> Task prompt
Can you write out every line of the material below word for word, with nothing changed?

*** Provided entries

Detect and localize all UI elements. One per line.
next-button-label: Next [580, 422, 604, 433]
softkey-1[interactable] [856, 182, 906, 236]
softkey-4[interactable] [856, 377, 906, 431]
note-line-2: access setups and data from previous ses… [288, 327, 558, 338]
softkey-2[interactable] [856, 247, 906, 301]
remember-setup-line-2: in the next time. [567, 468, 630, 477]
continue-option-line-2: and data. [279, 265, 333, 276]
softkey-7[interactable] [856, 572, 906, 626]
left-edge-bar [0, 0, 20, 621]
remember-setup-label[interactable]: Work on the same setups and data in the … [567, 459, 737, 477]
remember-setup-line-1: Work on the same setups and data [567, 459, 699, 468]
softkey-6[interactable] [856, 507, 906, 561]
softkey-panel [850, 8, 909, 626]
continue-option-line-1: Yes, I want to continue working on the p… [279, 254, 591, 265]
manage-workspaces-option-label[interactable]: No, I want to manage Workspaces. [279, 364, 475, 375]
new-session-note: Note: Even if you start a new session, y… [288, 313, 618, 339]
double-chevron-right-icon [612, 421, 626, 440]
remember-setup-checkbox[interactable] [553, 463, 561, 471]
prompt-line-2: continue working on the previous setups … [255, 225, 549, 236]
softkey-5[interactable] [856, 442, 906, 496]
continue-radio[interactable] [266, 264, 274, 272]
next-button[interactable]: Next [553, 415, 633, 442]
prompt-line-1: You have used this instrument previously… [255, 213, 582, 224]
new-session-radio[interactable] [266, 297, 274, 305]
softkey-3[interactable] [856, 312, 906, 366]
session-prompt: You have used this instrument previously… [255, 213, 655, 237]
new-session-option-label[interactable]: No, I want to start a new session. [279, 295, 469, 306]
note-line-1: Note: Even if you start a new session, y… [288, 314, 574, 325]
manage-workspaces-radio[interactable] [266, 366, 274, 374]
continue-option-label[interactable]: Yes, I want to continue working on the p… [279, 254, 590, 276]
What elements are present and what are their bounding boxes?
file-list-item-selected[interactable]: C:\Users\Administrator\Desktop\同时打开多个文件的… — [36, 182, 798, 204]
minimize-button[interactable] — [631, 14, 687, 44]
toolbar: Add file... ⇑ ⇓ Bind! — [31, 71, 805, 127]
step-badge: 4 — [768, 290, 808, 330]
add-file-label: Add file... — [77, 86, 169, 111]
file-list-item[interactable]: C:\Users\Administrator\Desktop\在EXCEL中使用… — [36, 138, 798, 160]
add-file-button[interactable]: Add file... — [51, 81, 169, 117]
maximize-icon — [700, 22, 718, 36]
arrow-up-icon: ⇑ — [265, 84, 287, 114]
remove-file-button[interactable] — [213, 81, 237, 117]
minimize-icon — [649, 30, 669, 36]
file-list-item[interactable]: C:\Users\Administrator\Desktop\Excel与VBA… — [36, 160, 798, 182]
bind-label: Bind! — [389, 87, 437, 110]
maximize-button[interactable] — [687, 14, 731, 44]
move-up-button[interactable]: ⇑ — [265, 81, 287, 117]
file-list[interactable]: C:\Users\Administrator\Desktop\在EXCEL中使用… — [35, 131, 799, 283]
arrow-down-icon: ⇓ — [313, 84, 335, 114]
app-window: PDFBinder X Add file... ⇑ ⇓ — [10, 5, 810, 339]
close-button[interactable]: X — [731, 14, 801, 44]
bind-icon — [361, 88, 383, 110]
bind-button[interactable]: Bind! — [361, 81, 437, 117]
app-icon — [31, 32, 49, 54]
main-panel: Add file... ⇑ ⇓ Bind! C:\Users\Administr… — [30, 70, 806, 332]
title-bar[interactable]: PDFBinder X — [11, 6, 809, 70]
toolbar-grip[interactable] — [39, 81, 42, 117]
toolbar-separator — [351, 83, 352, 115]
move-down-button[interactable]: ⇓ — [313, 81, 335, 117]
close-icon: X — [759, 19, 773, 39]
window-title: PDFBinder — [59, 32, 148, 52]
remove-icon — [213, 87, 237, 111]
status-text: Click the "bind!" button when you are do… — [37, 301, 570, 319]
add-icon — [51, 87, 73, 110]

******

> Task result
Detect and localize all UI elements. One per line.
next-button-label: Next [580, 422, 604, 433]
softkey-1[interactable] [856, 182, 906, 236]
softkey-4[interactable] [856, 377, 906, 431]
note-line-2: access setups and data from previous ses… [288, 327, 558, 338]
softkey-2[interactable] [856, 247, 906, 301]
remember-setup-line-2: in the next time. [567, 468, 630, 477]
continue-option-line-2: and data. [279, 265, 333, 276]
softkey-7[interactable] [856, 572, 906, 626]
left-edge-bar [0, 0, 20, 621]
remember-setup-label[interactable]: Work on the same setups and data in the … [567, 459, 737, 477]
remember-setup-line-1: Work on the same setups and data [567, 459, 699, 468]
softkey-6[interactable] [856, 507, 906, 561]
softkey-panel [850, 8, 909, 626]
continue-option-line-1: Yes, I want to continue working on the p… [279, 254, 591, 265]
manage-workspaces-option-label[interactable]: No, I want to manage Workspaces. [279, 364, 475, 375]
new-session-note: Note: Even if you start a new session, y… [288, 313, 618, 339]
double-chevron-right-icon [612, 421, 626, 440]
remember-setup-checkbox[interactable] [553, 463, 561, 471]
prompt-line-2: continue working on the previous setups … [255, 225, 549, 236]
softkey-5[interactable] [856, 442, 906, 496]
continue-radio[interactable] [266, 264, 274, 272]
next-button[interactable]: Next [553, 415, 633, 442]
prompt-line-1: You have used this instrument previously… [255, 213, 582, 224]
new-session-radio[interactable] [266, 297, 274, 305]
softkey-3[interactable] [856, 312, 906, 366]
session-prompt: You have used this instrument previously… [255, 213, 655, 237]
new-session-option-label[interactable]: No, I want to start a new session. [279, 295, 469, 306]
note-line-1: Note: Even if you start a new session, y… [288, 314, 574, 325]
manage-workspaces-radio[interactable] [266, 366, 274, 374]
continue-option-label[interactable]: Yes, I want to continue working on the p… [279, 254, 590, 276]
What elements are present and what are their bounding boxes?
file-list-item-selected[interactable]: C:\Users\Administrator\Desktop\同时打开多个文件的… — [36, 182, 798, 204]
minimize-button[interactable] — [631, 14, 687, 44]
toolbar: Add file... ⇑ ⇓ Bind! — [31, 71, 805, 127]
step-badge: 4 — [768, 290, 808, 330]
add-file-label: Add file... — [77, 86, 169, 111]
file-list-item[interactable]: C:\Users\Administrator\Desktop\在EXCEL中使用… — [36, 138, 798, 160]
add-file-button[interactable]: Add file... — [51, 81, 169, 117]
maximize-icon — [700, 22, 718, 36]
arrow-up-icon: ⇑ — [265, 84, 287, 114]
remove-file-button[interactable] — [213, 81, 237, 117]
minimize-icon — [649, 30, 669, 36]
file-list-item[interactable]: C:\Users\Administrator\Desktop\Excel与VBA… — [36, 160, 798, 182]
bind-label: Bind! — [389, 87, 437, 110]
maximize-button[interactable] — [687, 14, 731, 44]
move-up-button[interactable]: ⇑ — [265, 81, 287, 117]
file-list[interactable]: C:\Users\Administrator\Desktop\在EXCEL中使用… — [35, 131, 799, 283]
arrow-down-icon: ⇓ — [313, 84, 335, 114]
app-window: PDFBinder X Add file... ⇑ ⇓ — [10, 5, 810, 339]
close-button[interactable]: X — [731, 14, 801, 44]
bind-icon — [361, 88, 383, 110]
bind-button[interactable]: Bind! — [361, 81, 437, 117]
app-icon — [31, 32, 49, 54]
main-panel: Add file... ⇑ ⇓ Bind! C:\Users\Administr… — [30, 70, 806, 332]
title-bar[interactable]: PDFBinder X — [11, 6, 809, 70]
toolbar-grip[interactable] — [39, 81, 42, 117]
toolbar-separator — [351, 83, 352, 115]
move-down-button[interactable]: ⇓ — [313, 81, 335, 117]
close-icon: X — [759, 19, 773, 39]
window-title: PDFBinder — [59, 32, 148, 52]
remove-icon — [213, 87, 237, 111]
status-text: Click the "bind!" button when you are do… — [37, 301, 570, 319]
add-icon — [51, 87, 73, 110]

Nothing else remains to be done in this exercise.